Short task - Copy each line that holds "page".

******************************

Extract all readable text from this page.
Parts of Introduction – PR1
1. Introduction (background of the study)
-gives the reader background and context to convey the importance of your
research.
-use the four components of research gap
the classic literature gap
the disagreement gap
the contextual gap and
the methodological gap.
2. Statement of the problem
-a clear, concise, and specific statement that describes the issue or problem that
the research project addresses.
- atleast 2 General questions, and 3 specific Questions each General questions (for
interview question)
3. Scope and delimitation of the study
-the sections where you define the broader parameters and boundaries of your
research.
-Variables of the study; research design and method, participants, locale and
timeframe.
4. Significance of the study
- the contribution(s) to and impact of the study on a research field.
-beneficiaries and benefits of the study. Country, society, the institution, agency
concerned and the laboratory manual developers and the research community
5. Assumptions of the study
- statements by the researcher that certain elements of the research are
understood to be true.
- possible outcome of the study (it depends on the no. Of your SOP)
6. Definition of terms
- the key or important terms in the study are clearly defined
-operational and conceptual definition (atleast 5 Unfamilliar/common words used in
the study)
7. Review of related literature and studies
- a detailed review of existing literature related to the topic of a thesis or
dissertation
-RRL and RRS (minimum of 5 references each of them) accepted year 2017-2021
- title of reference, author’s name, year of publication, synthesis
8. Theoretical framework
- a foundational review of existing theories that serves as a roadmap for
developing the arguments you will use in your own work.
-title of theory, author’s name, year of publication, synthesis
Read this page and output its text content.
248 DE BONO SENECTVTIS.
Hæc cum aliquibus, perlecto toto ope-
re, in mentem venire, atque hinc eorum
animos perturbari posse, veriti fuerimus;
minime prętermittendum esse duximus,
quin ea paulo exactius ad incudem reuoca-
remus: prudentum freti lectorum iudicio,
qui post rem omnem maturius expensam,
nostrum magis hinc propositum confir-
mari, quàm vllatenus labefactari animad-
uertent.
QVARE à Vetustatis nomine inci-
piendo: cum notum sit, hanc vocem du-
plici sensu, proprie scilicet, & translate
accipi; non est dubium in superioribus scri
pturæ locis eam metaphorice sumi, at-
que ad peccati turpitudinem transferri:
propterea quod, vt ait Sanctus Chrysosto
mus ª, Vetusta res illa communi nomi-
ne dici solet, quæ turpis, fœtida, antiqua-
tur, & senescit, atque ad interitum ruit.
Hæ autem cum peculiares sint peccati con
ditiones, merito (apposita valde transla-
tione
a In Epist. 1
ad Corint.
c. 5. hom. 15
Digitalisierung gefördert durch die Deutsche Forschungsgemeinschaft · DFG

******************************

Solved problem -
Extract all readable text from this page.
Read this page and output its text content.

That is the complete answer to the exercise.